* [PROBLEM TO WORK ON] Type out every line below exactly as it reads.

--- Begin ---

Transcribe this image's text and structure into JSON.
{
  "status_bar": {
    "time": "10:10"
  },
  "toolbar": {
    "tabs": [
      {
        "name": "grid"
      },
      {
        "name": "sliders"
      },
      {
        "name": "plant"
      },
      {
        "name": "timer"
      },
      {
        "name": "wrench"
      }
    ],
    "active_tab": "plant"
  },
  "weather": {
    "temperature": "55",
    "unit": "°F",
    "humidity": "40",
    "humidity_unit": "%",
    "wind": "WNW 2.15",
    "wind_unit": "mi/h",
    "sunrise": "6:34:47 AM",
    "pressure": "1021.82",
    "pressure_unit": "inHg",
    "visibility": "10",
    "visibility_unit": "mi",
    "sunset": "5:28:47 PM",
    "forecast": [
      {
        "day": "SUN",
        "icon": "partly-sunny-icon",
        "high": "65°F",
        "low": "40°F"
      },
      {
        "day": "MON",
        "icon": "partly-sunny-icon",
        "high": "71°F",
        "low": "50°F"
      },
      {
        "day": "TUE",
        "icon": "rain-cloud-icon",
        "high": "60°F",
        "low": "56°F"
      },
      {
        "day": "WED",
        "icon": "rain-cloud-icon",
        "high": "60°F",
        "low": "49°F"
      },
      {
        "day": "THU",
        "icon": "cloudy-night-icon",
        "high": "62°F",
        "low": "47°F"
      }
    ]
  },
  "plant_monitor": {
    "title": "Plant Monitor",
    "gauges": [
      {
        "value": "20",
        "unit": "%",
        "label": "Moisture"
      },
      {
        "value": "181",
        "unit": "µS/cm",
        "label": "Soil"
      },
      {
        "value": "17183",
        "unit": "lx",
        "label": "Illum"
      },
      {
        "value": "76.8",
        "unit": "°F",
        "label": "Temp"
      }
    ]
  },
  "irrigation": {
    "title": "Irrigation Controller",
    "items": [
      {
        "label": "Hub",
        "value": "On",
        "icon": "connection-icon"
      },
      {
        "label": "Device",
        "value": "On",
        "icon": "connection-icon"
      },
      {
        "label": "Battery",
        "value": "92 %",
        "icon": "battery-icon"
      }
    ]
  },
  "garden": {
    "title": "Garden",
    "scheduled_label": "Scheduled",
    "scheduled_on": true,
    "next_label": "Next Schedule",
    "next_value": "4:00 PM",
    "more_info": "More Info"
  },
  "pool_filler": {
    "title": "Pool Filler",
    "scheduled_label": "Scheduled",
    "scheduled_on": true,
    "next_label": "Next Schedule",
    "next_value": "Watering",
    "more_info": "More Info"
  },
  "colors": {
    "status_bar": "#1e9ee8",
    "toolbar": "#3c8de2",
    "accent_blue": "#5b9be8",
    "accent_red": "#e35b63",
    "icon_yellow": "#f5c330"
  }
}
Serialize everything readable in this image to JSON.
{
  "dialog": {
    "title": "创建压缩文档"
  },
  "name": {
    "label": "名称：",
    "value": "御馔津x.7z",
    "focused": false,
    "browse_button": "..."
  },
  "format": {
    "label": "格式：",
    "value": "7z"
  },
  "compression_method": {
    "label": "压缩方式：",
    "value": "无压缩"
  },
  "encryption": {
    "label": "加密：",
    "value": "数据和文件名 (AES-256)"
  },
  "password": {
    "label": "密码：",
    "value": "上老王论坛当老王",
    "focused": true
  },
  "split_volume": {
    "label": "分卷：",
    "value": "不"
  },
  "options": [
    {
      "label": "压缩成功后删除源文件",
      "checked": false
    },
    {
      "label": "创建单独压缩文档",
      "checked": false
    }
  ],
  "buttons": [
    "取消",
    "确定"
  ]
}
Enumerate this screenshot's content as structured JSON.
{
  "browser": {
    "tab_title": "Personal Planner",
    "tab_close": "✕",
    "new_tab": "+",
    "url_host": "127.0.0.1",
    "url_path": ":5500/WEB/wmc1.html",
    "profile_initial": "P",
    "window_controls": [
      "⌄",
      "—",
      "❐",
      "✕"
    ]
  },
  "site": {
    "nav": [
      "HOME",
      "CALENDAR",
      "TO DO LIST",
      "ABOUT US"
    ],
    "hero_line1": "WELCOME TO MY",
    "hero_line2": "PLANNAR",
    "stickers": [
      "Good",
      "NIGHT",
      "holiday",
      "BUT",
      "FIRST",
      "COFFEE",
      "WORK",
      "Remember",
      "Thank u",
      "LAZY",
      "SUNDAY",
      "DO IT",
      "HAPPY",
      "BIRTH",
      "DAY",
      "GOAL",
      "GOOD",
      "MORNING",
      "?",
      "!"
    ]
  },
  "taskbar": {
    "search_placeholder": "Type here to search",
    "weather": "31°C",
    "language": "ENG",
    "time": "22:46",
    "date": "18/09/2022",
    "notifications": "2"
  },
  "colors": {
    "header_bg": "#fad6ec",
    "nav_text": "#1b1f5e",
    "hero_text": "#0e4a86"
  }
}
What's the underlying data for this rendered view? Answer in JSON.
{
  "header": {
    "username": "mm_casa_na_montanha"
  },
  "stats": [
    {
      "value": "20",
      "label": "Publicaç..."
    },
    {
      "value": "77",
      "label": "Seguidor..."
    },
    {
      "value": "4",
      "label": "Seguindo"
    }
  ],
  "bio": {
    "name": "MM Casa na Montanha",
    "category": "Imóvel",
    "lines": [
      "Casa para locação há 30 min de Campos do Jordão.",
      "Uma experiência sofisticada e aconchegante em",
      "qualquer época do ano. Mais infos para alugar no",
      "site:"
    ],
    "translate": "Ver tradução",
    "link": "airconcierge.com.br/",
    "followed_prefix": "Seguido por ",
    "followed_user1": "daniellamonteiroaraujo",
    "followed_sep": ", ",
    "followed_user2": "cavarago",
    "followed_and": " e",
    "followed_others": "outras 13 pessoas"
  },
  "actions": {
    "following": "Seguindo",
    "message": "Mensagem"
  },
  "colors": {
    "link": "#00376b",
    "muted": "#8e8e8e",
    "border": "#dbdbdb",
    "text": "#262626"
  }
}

--- End ---

* [SOLUTION TO THE PROBLEM]
Transcribe this image's text and structure into JSON.
{
  "status_bar": {
    "time": "10:10"
  },
  "toolbar": {
    "tabs": [
      {
        "name": "grid"
      },
      {
        "name": "sliders"
      },
      {
        "name": "plant"
      },
      {
        "name": "timer"
      },
      {
        "name": "wrench"
      }
    ],
    "active_tab": "plant"
  },
  "weather": {
    "temperature": "55",
    "unit": "°F",
    "humidity": "40",
    "humidity_unit": "%",
    "wind": "WNW 2.15",
    "wind_unit": "mi/h",
    "sunrise": "6:34:47 AM",
    "pressure": "1021.82",
    "pressure_unit": "inHg",
    "visibility": "10",
    "visibility_unit": "mi",
    "sunset": "5:28:47 PM",
    "forecast": [
      {
        "day": "SUN",
        "icon": "partly-sunny-icon",
        "high": "65°F",
        "low": "40°F"
      },
      {
        "day": "MON",
        "icon": "partly-sunny-icon",
        "high": "71°F",
        "low": "50°F"
      },
      {
        "day": "TUE",
        "icon": "rain-cloud-icon",
        "high": "60°F",
        "low": "56°F"
      },
      {
        "day": "WED",
        "icon": "rain-cloud-icon",
        "high": "60°F",
        "low": "49°F"
      },
      {
        "day": "THU",
        "icon": "cloudy-night-icon",
        "high": "62°F",
        "low": "47°F"
      }
    ]
  },
  "plant_monitor": {
    "title": "Plant Monitor",
    "gauges": [
      {
        "value": "20",
        "unit": "%",
        "label": "Moisture"
      },
      {
        "value": "181",
        "unit": "µS/cm",
        "label": "Soil"
      },
      {
        "value": "17183",
        "unit": "lx",
        "label": "Illum"
      },
      {
        "value": "76.8",
        "unit": "°F",
        "label": "Temp"
      }
    ]
  },
  "irrigation": {
    "title": "Irrigation Controller",
    "items": [
      {
        "label": "Hub",
        "value": "On",
        "icon": "connection-icon"
      },
      {
        "label": "Device",
        "value": "On",
        "icon": "connection-icon"
      },
      {
        "label": "Battery",
        "value": "92 %",
        "icon": "battery-icon"
      }
    ]
  },
  "garden": {
    "title": "Garden",
    "scheduled_label": "Scheduled",
    "scheduled_on": true,
    "next_label": "Next Schedule",
    "next_value": "4:00 PM",
    "more_info": "More Info"
  },
  "pool_filler": {
    "title": "Pool Filler",
    "scheduled_label": "Scheduled",
    "scheduled_on": true,
    "next_label": "Next Schedule",
    "next_value": "Watering",
    "more_info": "More Info"
  },
  "colors": {
    "status_bar": "#1e9ee8",
    "toolbar": "#3c8de2",
    "accent_blue": "#5b9be8",
    "accent_red": "#e35b63",
    "icon_yellow": "#f5c330"
  }
}
Serialize everything readable in this image to JSON.
{
  "dialog": {
    "title": "创建压缩文档"
  },
  "name": {
    "label": "名称：",
    "value": "御馔津x.7z",
    "focused": false,
    "browse_button": "..."
  },
  "format": {
    "label": "格式：",
    "value": "7z"
  },
  "compression_method": {
    "label": "压缩方式：",
    "value": "无压缩"
  },
  "encryption": {
    "label": "加密：",
    "value": "数据和文件名 (AES-256)"
  },
  "password": {
    "label": "密码：",
    "value": "上老王论坛当老王",
    "focused": true
  },
  "split_volume": {
    "label": "分卷：",
    "value": "不"
  },
  "options": [
    {
      "label": "压缩成功后删除源文件",
      "checked": false
    },
    {
      "label": "创建单独压缩文档",
      "checked": false
    }
  ],
  "buttons": [
    "取消",
    "确定"
  ]
}
Enumerate this screenshot's content as structured JSON.
{
  "browser": {
    "tab_title": "Personal Planner",
    "tab_close": "✕",
    "new_tab": "+",
    "url_host": "127.0.0.1",
    "url_path": ":5500/WEB/wmc1.html",
    "profile_initial": "P",
    "window_controls": [
      "⌄",
      "—",
      "❐",
      "✕"
    ]
  },
  "site": {
    "nav": [
      "HOME",
      "CALENDAR",
      "TO DO LIST",
      "ABOUT US"
    ],
    "hero_line1": "WELCOME TO MY",
    "hero_line2": "PLANNAR",
    "stickers": [
      "Good",
      "NIGHT",
      "holiday",
      "BUT",
      "FIRST",
      "COFFEE",
      "WORK",
      "Remember",
      "Thank u",
      "LAZY",
      "SUNDAY",
      "DO IT",
      "HAPPY",
      "BIRTH",
      "DAY",
      "GOAL",
      "GOOD",
      "MORNING",
      "?",
      "!"
    ]
  },
  "taskbar": {
    "search_placeholder": "Type here to search",
    "weather": "31°C",
    "language": "ENG",
    "time": "22:46",
    "date": "18/09/2022",
    "notifications": "2"
  },
  "colors": {
    "header_bg": "#fad6ec",
    "nav_text": "#1b1f5e",
    "hero_text": "#0e4a86"
  }
}
What's the underlying data for this rendered view? Answer in JSON.
{
  "header": {
    "username": "mm_casa_na_montanha"
  },
  "stats": [
    {
      "value": "20",
      "label": "Publicaç..."
    },
    {
      "value": "77",
      "label": "Seguidor..."
    },
    {
      "value": "4",
      "label": "Seguindo"
    }
  ],
  "bio": {
    "name": "MM Casa na Montanha",
    "category": "Imóvel",
    "lines": [
      "Casa para locação há 30 min de Campos do Jordão.",
      "Uma experiência sofisticada e aconchegante em",
      "qualquer época do ano. Mais infos para alugar no",
      "site:"
    ],
    "translate": "Ver tradução",
    "link": "airconcierge.com.br/",
    "followed_prefix": "Seguido por ",
    "followed_user1": "daniellamonteiroaraujo",
    "followed_sep": ", ",
    "followed_user2": "cavarago",
    "followed_and": " e",
    "followed_others": "outras 13 pessoas"
  },
  "actions": {
    "following": "Seguindo",
    "message": "Mensagem"
  },
  "colors": {
    "link": "#00376b",
    "muted": "#8e8e8e",
    "border": "#dbdbdb",
    "text": "#262626"
  }
}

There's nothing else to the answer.